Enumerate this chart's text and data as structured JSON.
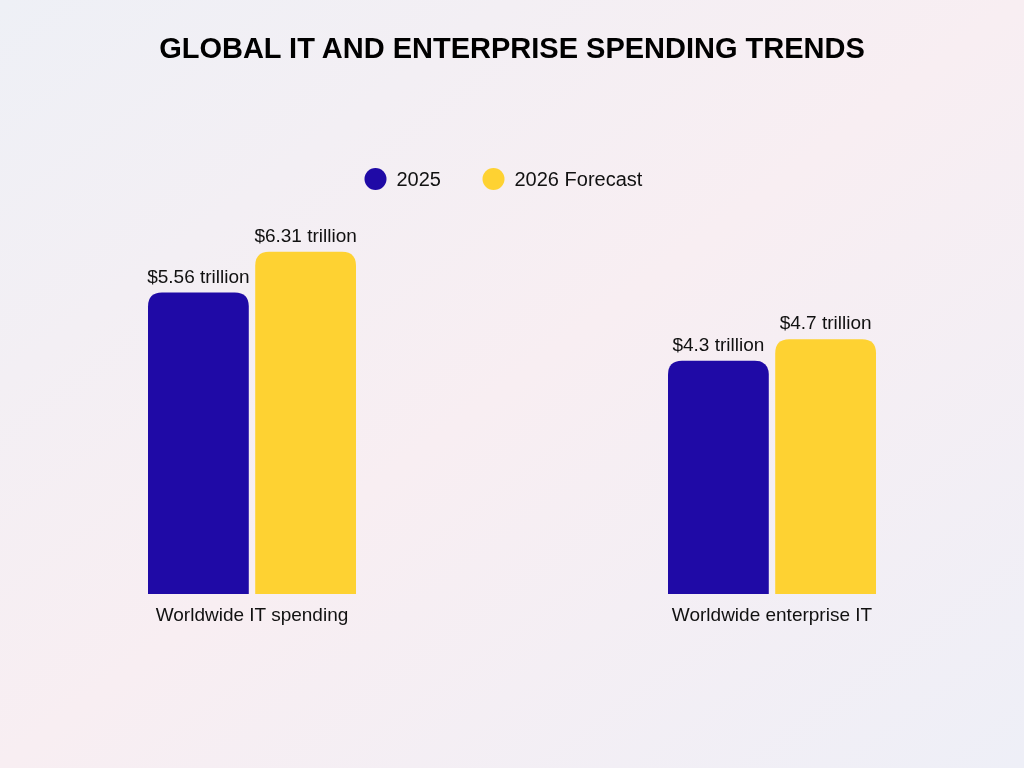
{
  "chart_data": {
    "type": "bar",
    "title": "GLOBAL IT AND ENTERPRISE SPENDING TRENDS",
    "categories": [
      "Worldwide IT spending",
      "Worldwide enterprise IT"
    ],
    "legend": "top",
    "series": [
      {
        "name": "2025",
        "color": "#1f0aa6",
        "values": [
          5.56,
          4.3
        ],
        "value_labels": [
          "$5.56 trillion",
          "$4.3 trillion"
        ]
      },
      {
        "name": "2026 Forecast",
        "color": "#fed232",
        "values": [
          6.31,
          4.7
        ],
        "value_labels": [
          "$6.31 trillion",
          "$4.7 trillion"
        ]
      }
    ]
  }
}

### THE PROBLEM
Using the data above, print every line exactly, omitting pictures.

### EXERCISE ANSWER
Enumerate this chart's text and data as structured JSON.
{
  "chart_data": {
    "type": "bar",
    "title": "GLOBAL IT AND ENTERPRISE SPENDING TRENDS",
    "categories": [
      "Worldwide IT spending",
      "Worldwide enterprise IT"
    ],
    "legend": "top",
    "series": [
      {
        "name": "2025",
        "color": "#1f0aa6",
        "values": [
          5.56,
          4.3
        ],
        "value_labels": [
          "$5.56 trillion",
          "$4.3 trillion"
        ]
      },
      {
        "name": "2026 Forecast",
        "color": "#fed232",
        "values": [
          6.31,
          4.7
        ],
        "value_labels": [
          "$6.31 trillion",
          "$4.7 trillion"
        ]
      }
    ]
  }
}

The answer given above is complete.